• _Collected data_

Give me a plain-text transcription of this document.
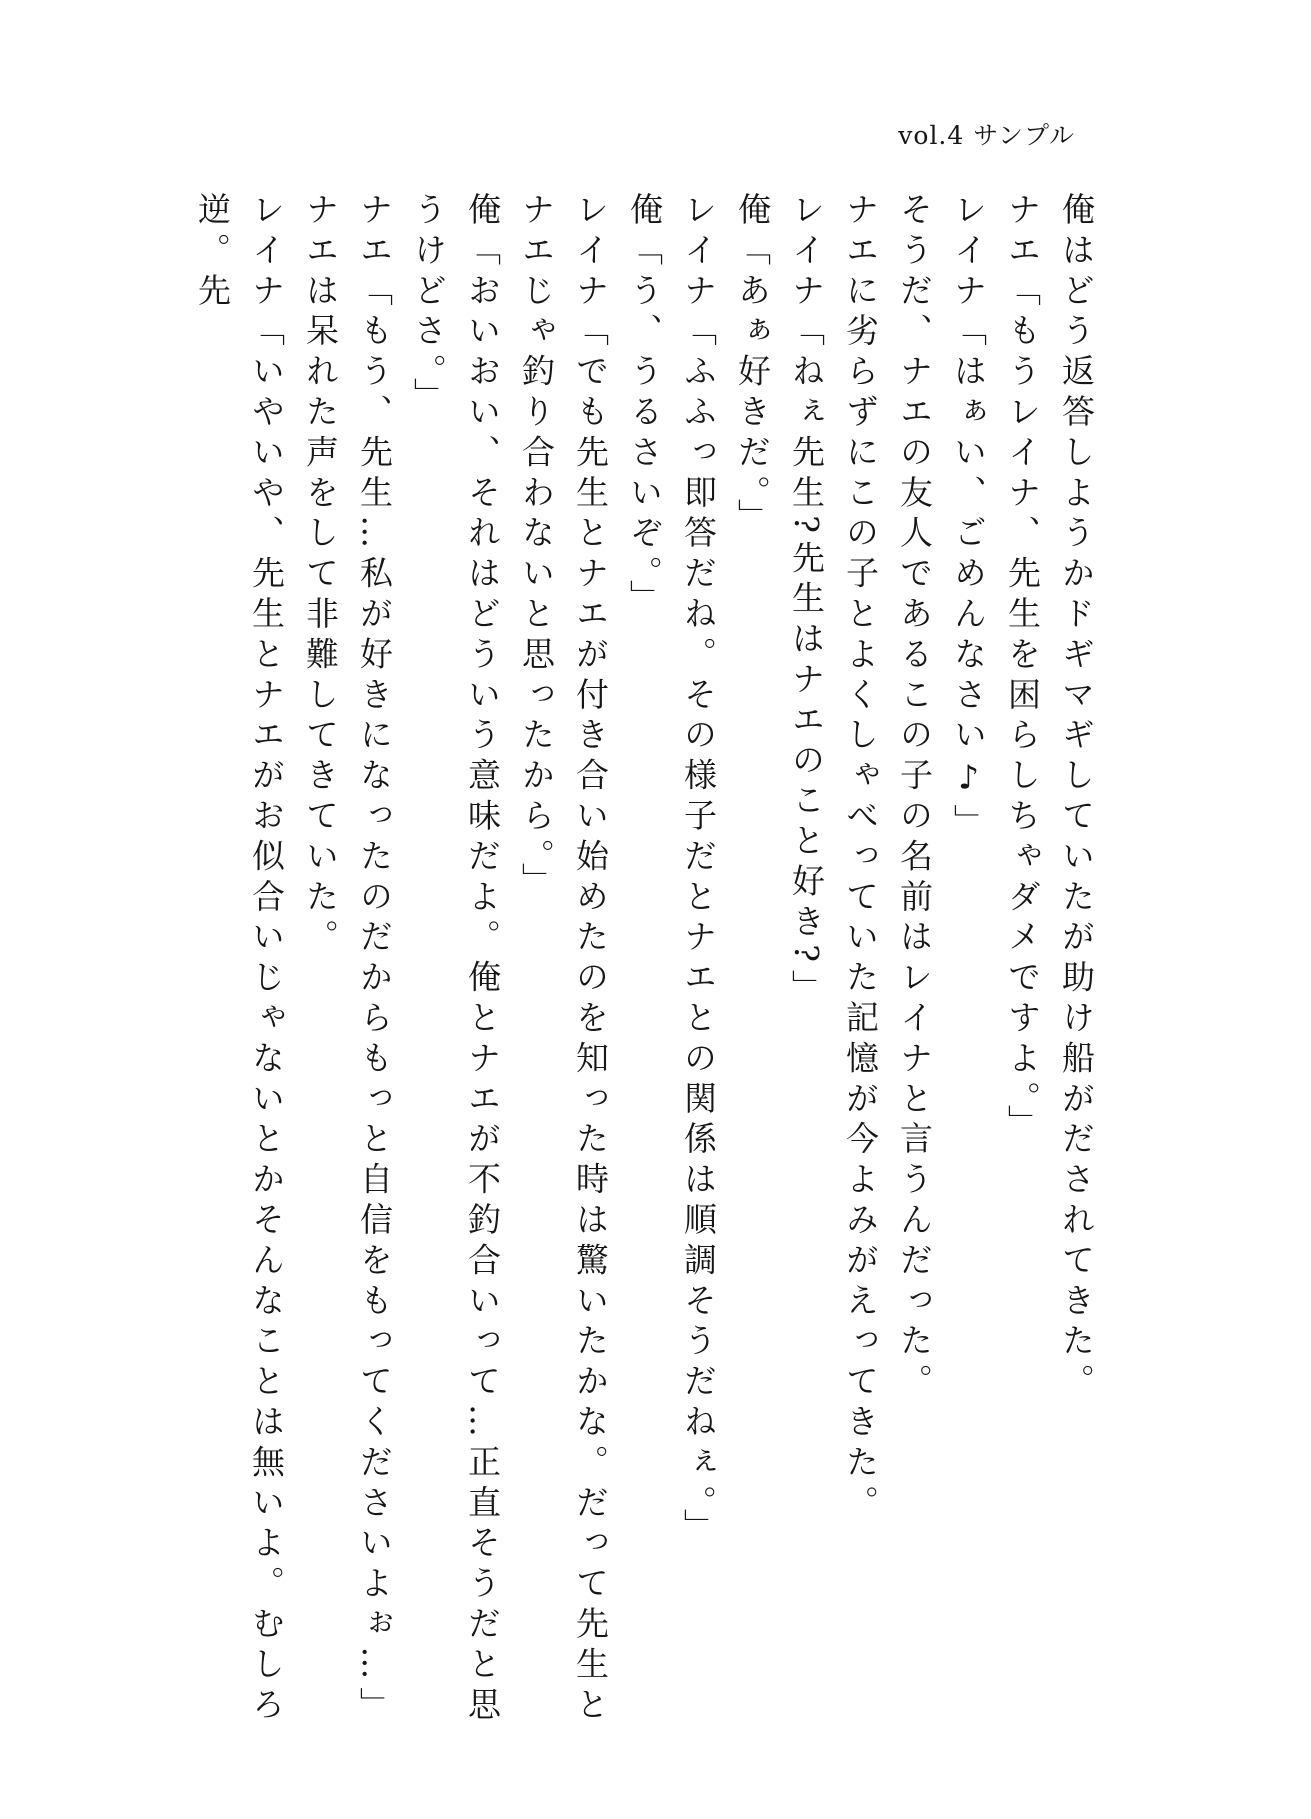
vol.4 サンプル
俺はどう返答しようかドギマギしていたが助け船がだされてきた。
ナエ「もうレイナ、先生を困らしちゃダメですよ。」
レイナ「はぁい、ごめんなさい♪」
そうだ、ナエの友人であるこの子の名前はレイナと言うんだった。
ナエに劣らずにこの子とよくしゃべっていた記憶が今よみがえってきた。
レイナ「ねぇ先生?先生はナエのこと好き?」
俺「あぁ好きだ。」
レイナ「ふふっ即答だね。その様子だとナエとの関係は順調そうだねぇ。」
俺「う、うるさいぞ。」
レイナ「でも先生とナエが付き合い始めたのを知った時は驚いたかな。だって先生とナエじゃ釣り合わないと思ったから。」
俺「おいおい、それはどういう意味だよ。俺とナエが不釣合いって…正直そうだと思うけどさ。」
ナエ「もう、先生…私が好きになったのだからもっと自信をもってくださいよぉ…」
ナエは呆れた声をして非難してきていた。
レイナ「いやいや、先生とナエがお似合いじゃないとかそんなことは無いよ。むしろ逆。先
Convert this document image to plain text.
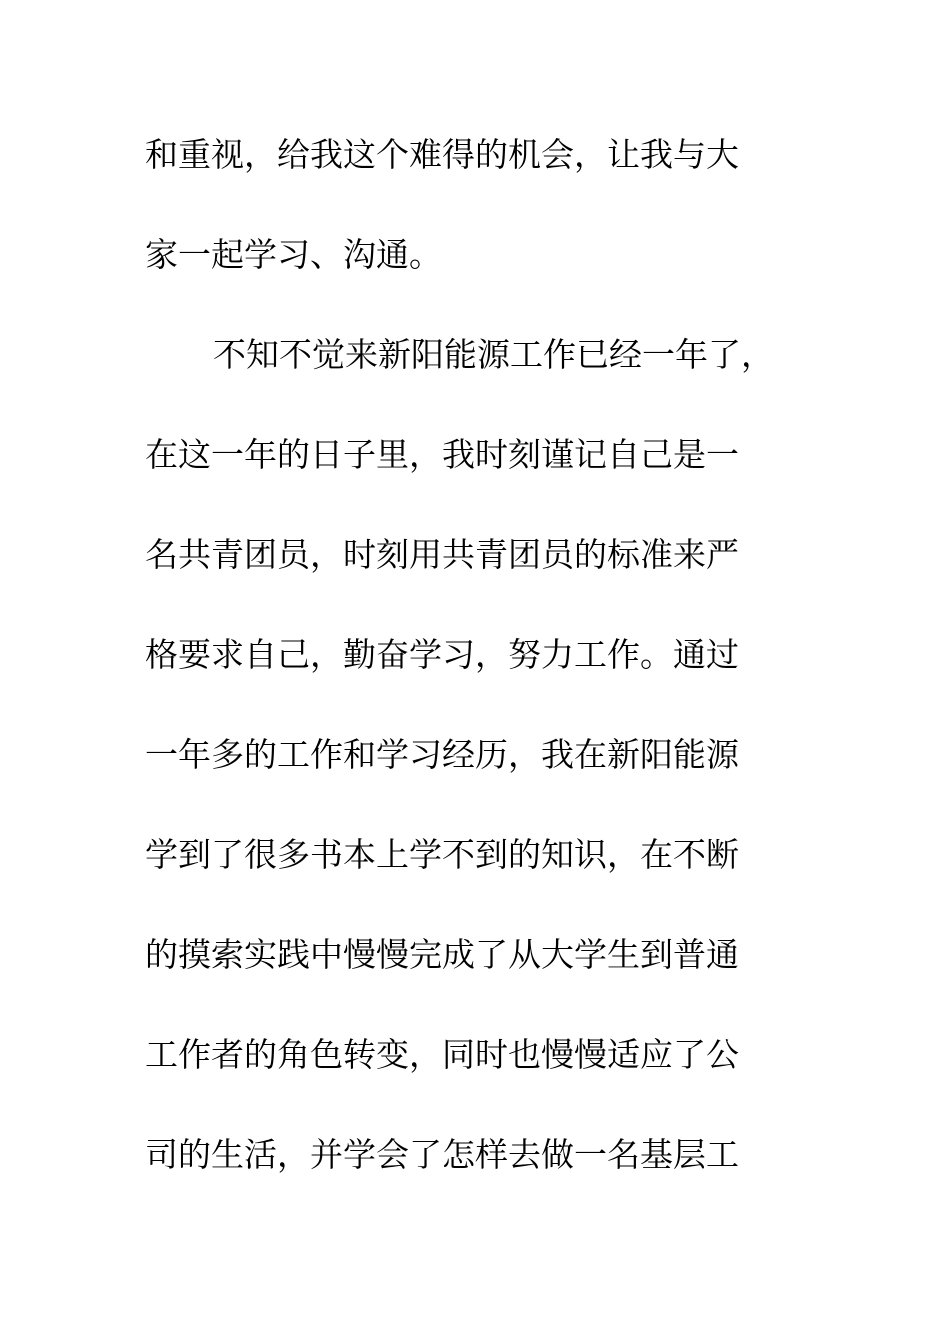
和重视，给我这个难得的机会，让我与大
家一起学习、沟通。
不知不觉来新阳能源工作已经一年了，
在这一年的日子里，我时刻谨记自己是一
名共青团员，时刻用共青团员的标准来严
格要求自己，勤奋学习，努力工作。通过
一年多的工作和学习经历，我在新阳能源
学到了很多书本上学不到的知识，在不断
的摸索实践中慢慢完成了从大学生到普通
工作者的角色转变，同时也慢慢适应了公
司的生活，并学会了怎样去做一名基层工
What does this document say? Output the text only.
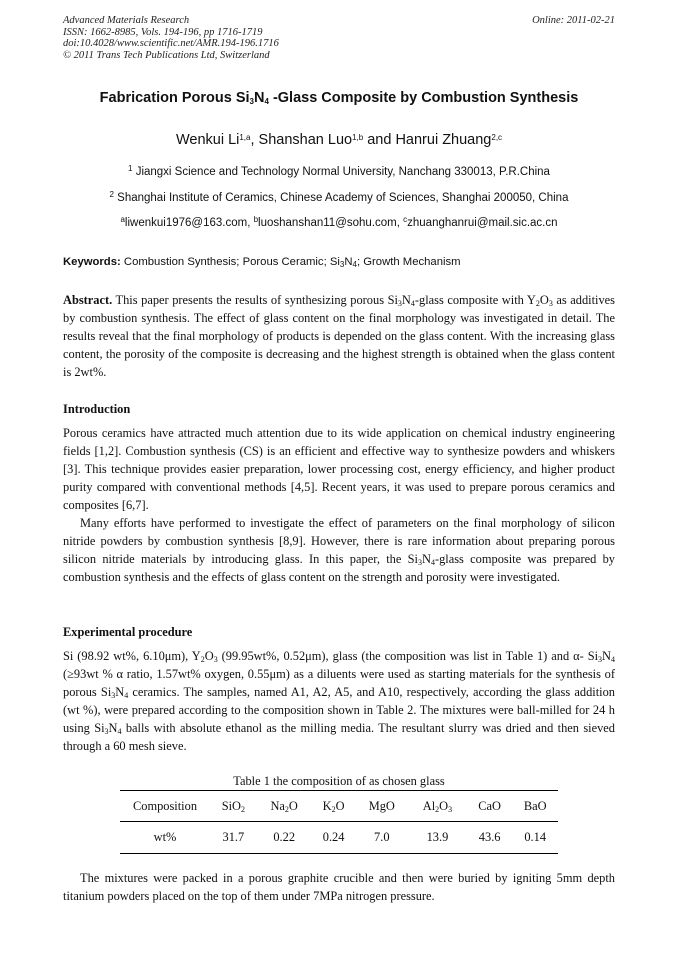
Advanced Materials Research
ISSN: 1662-8985, Vols. 194-196, pp 1716-1719
doi:10.4028/www.scientific.net/AMR.194-196.1716
© 2011 Trans Tech Publications Ltd, Switzerland
Online: 2011-02-21
Fabrication Porous $Si_3N_4$ -Glass Composite by Combustion Synthesis
Wenkui Li$^{1,a}$, Shanshan Luo$^{1,b}$ and Hanrui Zhuang$^{2,c}$
$^1$ Jiangxi Science and Technology Normal University, Nanchang 330013, P.R.China
$^2$ Shanghai Institute of Ceramics, Chinese Academy of Sciences, Shanghai 200050, China
$^a$liwenkui1976@163.com, $^b$luoshanshan11@sohu.com, $^c$zhuanghanrui@mail.sic.ac.cn
Keywords: Combustion Synthesis; Porous Ceramic; $Si_3N_4$; Growth Mechanism

Abstract. This paper presents the results of synthesizing porous $Si_3N_4$-glass composite with $Y_2O_3$ as additives by combustion synthesis. The effect of glass content on the final morphology was investigated in detail. The results reveal that the final morphology of products is depended on the glass content. With the increasing glass content, the porosity of the composite is decreasing and the highest strength is obtained when the glass content is 2wt%.

Introduction

Porous ceramics have attracted much attention due to its wide application on chemical industry engineering fields [1,2]. Combustion synthesis (CS) is an efficient and effective way to synthesize powders and whiskers [3]. This technique provides easier preparation, lower processing cost, energy efficiency, and higher product purity compared with conventional methods [4,5]. Recent years, it was used to prepare porous ceramics and composites [6,7].

Many efforts have performed to investigate the effect of parameters on the final morphology of silicon nitride powders by combustion synthesis [8,9]. However, there is rare information about preparing porous silicon nitride materials by introducing glass. In this paper, the $Si_3N_4$-glass composite was prepared by combustion synthesis and the effects of glass content on the strength and porosity were investigated.

Experimental procedure

Si (98.92 wt%, 6.10μm), $Y_2O_3$ (99.95wt%, 0.52μm), glass (the composition was list in Table 1) and α- $Si_3N_4$ (≥93wt % α ratio, 1.57wt% oxygen, 0.55μm) as a diluents were used as starting materials for the synthesis of porous $Si_3N_4$ ceramics. The samples, named A1, A2, A5, and A10, respectively, according the glass addition (wt %), were prepared according to the composition shown in Table 2. The mixtures were ball-milled for 24 h using $Si_3N_4$ balls with absolute ethanol as the milling media. The resultant slurry was dried and then sieved through a 60 mesh sieve.

Table 1 the composition of as chosen glass
Composition	SiO$_2$	$Na_2O$	$K_2O$	MgO	$Al_2O_3$	CaO	BaO
wt%	31.7	0.22	0.24	7.0	13.9	43.6	0.14

The mixtures were packed in a porous graphite crucible and then were buried by igniting 5mm depth titanium powders placed on the top of them under 7MPa nitrogen pressure.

• _Prompt_
Collect every line with the string "plain" from the records, and copy each.

• _The response_
Give me a plain-text transcription of this document.
Convert this document image to plain text.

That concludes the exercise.